▶ DIRECTION
Can you reproduce word for word the part of the material that opens with the line containing "bar bbox=[137, 380, 160, 385]" and closes with the line containing "bar bbox=[445, 236, 454, 237]"?
** Begin EXTRACTED ENTRIES **
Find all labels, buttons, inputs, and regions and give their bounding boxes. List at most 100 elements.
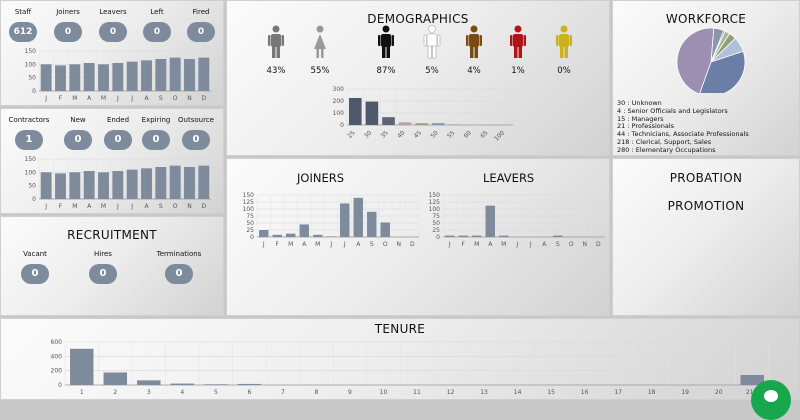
bar bbox=[137, 380, 160, 385]
x-tick-label: O bbox=[569, 241, 574, 248]
bar bbox=[55, 173, 66, 199]
bar bbox=[155, 59, 166, 91]
bar bbox=[340, 203, 349, 237]
y-tick-label: 75 bbox=[432, 213, 440, 220]
x-tick-label: 16 bbox=[581, 389, 589, 396]
bar bbox=[381, 222, 390, 237]
bar bbox=[112, 171, 123, 199]
stat-value-badge: 0 bbox=[182, 130, 210, 150]
bar bbox=[382, 117, 395, 125]
x-tick-label: 5 bbox=[214, 389, 218, 396]
stat-value-badge: 612 bbox=[9, 22, 37, 42]
bar bbox=[84, 63, 95, 91]
x-tick-label: A bbox=[542, 241, 547, 248]
bar bbox=[84, 171, 95, 199]
x-tick-label: J bbox=[262, 241, 265, 248]
bar bbox=[415, 123, 428, 125]
x-tick-label: 19 bbox=[681, 389, 689, 396]
yellow-figure-icon bbox=[554, 25, 574, 59]
bar bbox=[41, 172, 52, 199]
bar bbox=[445, 236, 454, 237]
x-tick-label: 20 bbox=[715, 389, 723, 396]
bar bbox=[98, 172, 109, 199]
workforce-pie-chart bbox=[613, 23, 800, 93]
bar bbox=[313, 235, 322, 237]
bar bbox=[198, 58, 209, 91]
demographic-percent: 4% bbox=[459, 66, 489, 76]
x-tick-label: 1 bbox=[80, 389, 84, 396]
stat-staff[interactable]: Staff 612 bbox=[0, 8, 47, 42]
bar bbox=[127, 62, 138, 91]
bar bbox=[104, 372, 127, 385]
x-tick-label: O bbox=[173, 95, 178, 102]
x-tick-label: J bbox=[116, 95, 119, 102]
x-tick-label: 15 bbox=[547, 389, 555, 396]
chat-button[interactable] bbox=[751, 380, 791, 420]
x-tick-label: N bbox=[187, 95, 192, 102]
stat-value-badge: 0 bbox=[89, 264, 117, 284]
y-tick-label: 0 bbox=[32, 196, 36, 203]
x-tick-label: J bbox=[130, 203, 133, 210]
red-figure-icon bbox=[508, 25, 528, 59]
demographic-figure: 55% bbox=[305, 25, 335, 76]
probation-promotion-panel: PROBATION PROMOTION bbox=[612, 158, 800, 316]
demographic-percent: 43% bbox=[261, 66, 291, 76]
bar bbox=[349, 98, 362, 125]
y-tick-label: 200 bbox=[333, 98, 345, 105]
demographic-percent: 5% bbox=[417, 66, 447, 76]
y-tick-label: 400 bbox=[51, 353, 63, 360]
bar bbox=[286, 234, 295, 237]
x-tick-label: 50 bbox=[429, 129, 439, 139]
y-tick-label: 100 bbox=[25, 169, 37, 176]
x-tick-label: M bbox=[501, 241, 506, 248]
x-tick-label: 10 bbox=[380, 389, 388, 396]
bar bbox=[300, 224, 309, 237]
y-tick-label: 50 bbox=[28, 183, 36, 190]
x-tick-label: 12 bbox=[447, 389, 455, 396]
x-tick-label: F bbox=[276, 241, 280, 248]
bar bbox=[499, 236, 508, 237]
stat-label: Left bbox=[133, 8, 181, 16]
x-tick-label: J bbox=[44, 203, 47, 210]
y-tick-label: 125 bbox=[429, 199, 441, 206]
demographics-title: DEMOGRAPHICS bbox=[227, 12, 609, 26]
x-tick-label: S bbox=[159, 203, 163, 210]
bar bbox=[273, 235, 282, 237]
x-tick-label: 11 bbox=[413, 389, 421, 396]
x-tick-label: F bbox=[59, 203, 63, 210]
bar bbox=[472, 236, 481, 237]
x-tick-label: D bbox=[596, 241, 601, 248]
x-tick-label: 25 bbox=[346, 129, 356, 139]
y-tick-label: 50 bbox=[432, 220, 440, 227]
bar bbox=[141, 60, 152, 91]
y-tick-label: 300 bbox=[333, 86, 345, 93]
x-tick-label: A bbox=[488, 241, 493, 248]
stat-label: Staff bbox=[0, 8, 47, 16]
x-tick-label: D bbox=[202, 203, 207, 210]
x-tick-label: 40 bbox=[396, 129, 406, 139]
x-tick-label: 55 bbox=[446, 129, 456, 139]
x-tick-label: 2 bbox=[113, 389, 117, 396]
bar bbox=[69, 172, 80, 199]
brown-figure-icon bbox=[464, 25, 484, 59]
bar bbox=[171, 384, 194, 385]
bar bbox=[98, 64, 109, 91]
x-tick-label: D bbox=[202, 95, 207, 102]
x-tick-label: N bbox=[397, 241, 402, 248]
joiners-title: JOINERS bbox=[297, 171, 344, 185]
stat-value-badge: 0 bbox=[99, 22, 127, 42]
bar bbox=[459, 236, 468, 237]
** End EXTRACTED ENTRIES **
▶ TASK ANSWER
bar bbox=[137, 380, 160, 385]
x-tick-label: O bbox=[569, 241, 574, 248]
bar bbox=[55, 173, 66, 199]
bar bbox=[155, 59, 166, 91]
bar bbox=[340, 203, 349, 237]
y-tick-label: 75 bbox=[432, 213, 440, 220]
x-tick-label: 16 bbox=[581, 389, 589, 396]
bar bbox=[381, 222, 390, 237]
bar bbox=[112, 171, 123, 199]
stat-value-badge: 0 bbox=[182, 130, 210, 150]
bar bbox=[382, 117, 395, 125]
x-tick-label: 5 bbox=[214, 389, 218, 396]
stat-value-badge: 612 bbox=[9, 22, 37, 42]
bar bbox=[84, 63, 95, 91]
x-tick-label: A bbox=[542, 241, 547, 248]
bar bbox=[84, 171, 95, 199]
x-tick-label: J bbox=[262, 241, 265, 248]
bar bbox=[415, 123, 428, 125]
x-tick-label: 19 bbox=[681, 389, 689, 396]
yellow-figure-icon bbox=[554, 25, 574, 59]
bar bbox=[41, 172, 52, 199]
bar bbox=[445, 236, 454, 237]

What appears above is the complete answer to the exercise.